--- Start of Records provided ---
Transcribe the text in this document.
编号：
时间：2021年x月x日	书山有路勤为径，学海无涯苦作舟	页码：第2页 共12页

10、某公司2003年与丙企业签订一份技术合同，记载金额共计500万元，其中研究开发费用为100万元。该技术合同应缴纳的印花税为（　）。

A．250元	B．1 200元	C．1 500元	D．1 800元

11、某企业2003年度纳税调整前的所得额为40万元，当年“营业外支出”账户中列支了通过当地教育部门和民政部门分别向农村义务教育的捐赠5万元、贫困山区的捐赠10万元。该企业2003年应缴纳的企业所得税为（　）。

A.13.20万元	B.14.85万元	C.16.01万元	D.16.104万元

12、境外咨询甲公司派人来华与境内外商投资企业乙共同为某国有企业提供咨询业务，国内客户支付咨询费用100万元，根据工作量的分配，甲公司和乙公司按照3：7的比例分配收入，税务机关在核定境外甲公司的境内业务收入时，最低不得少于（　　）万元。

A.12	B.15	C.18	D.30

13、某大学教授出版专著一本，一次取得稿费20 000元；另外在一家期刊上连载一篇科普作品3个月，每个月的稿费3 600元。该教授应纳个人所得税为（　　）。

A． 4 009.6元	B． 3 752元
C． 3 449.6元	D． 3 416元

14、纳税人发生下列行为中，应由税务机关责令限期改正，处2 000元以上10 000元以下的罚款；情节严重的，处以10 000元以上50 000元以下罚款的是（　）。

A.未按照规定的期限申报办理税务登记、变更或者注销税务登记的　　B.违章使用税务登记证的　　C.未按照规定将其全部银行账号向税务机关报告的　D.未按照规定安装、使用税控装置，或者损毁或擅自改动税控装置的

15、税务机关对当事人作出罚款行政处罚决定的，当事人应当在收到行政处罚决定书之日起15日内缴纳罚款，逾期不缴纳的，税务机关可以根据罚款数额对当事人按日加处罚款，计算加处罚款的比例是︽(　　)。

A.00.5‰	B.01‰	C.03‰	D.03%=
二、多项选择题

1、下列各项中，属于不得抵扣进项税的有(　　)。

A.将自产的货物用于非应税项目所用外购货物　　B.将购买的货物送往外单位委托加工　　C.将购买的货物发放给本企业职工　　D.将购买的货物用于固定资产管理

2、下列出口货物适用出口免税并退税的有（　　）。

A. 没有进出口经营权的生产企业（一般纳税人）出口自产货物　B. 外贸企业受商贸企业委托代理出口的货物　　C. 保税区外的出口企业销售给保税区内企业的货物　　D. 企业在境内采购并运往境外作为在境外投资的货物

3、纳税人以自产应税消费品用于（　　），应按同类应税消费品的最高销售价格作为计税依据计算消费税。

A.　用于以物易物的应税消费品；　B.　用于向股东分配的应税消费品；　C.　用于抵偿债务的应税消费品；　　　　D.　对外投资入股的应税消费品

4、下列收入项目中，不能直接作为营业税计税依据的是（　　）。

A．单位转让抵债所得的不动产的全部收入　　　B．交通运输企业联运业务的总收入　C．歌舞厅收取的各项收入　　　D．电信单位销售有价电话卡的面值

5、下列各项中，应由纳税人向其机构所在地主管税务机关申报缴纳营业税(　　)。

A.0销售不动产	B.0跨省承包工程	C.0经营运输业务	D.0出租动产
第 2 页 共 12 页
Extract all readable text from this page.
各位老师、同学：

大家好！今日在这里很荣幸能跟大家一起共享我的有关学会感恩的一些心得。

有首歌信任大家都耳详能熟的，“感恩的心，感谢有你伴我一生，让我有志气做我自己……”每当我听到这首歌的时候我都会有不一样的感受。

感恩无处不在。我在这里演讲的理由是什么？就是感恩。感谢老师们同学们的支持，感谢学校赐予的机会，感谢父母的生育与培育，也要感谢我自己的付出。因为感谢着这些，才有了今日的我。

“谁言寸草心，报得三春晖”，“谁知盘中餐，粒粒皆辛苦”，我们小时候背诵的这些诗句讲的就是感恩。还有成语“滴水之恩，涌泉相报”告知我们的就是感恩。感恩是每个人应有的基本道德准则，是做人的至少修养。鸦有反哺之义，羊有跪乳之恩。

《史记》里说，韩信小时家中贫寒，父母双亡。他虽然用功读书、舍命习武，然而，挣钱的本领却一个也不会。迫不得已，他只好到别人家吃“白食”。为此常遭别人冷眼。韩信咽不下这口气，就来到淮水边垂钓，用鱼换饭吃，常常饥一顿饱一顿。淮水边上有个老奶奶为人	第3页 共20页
--- End of Records provided ---
Extract, exactly as they appear, the lines from the one containing "Extract all readable text from this page." through the final line.

◆ Solution for this exercise:
Extract all readable text from this page.
各位老师、同学：

大家好！今日在这里很荣幸能跟大家一起共享我的有关学会感恩的一些心得。

有首歌信任大家都耳详能熟的，“感恩的心，感谢有你伴我一生，让我有志气做我自己……”每当我听到这首歌的时候我都会有不一样的感受。

感恩无处不在。我在这里演讲的理由是什么？就是感恩。感谢老师们同学们的支持，感谢学校赐予的机会，感谢父母的生育与培育，也要感谢我自己的付出。因为感谢着这些，才有了今日的我。

“谁言寸草心，报得三春晖”，“谁知盘中餐，粒粒皆辛苦”，我们小时候背诵的这些诗句讲的就是感恩。还有成语“滴水之恩，涌泉相报”告知我们的就是感恩。感恩是每个人应有的基本道德准则，是做人的至少修养。鸦有反哺之义，羊有跪乳之恩。

《史记》里说，韩信小时家中贫寒，父母双亡。他虽然用功读书、舍命习武，然而，挣钱的本领却一个也不会。迫不得已，他只好到别人家吃“白食”。为此常遭别人冷眼。韩信咽不下这口气，就来到淮水边垂钓，用鱼换饭吃，常常饥一顿饱一顿。淮水边上有个老奶奶为人	第3页 共20页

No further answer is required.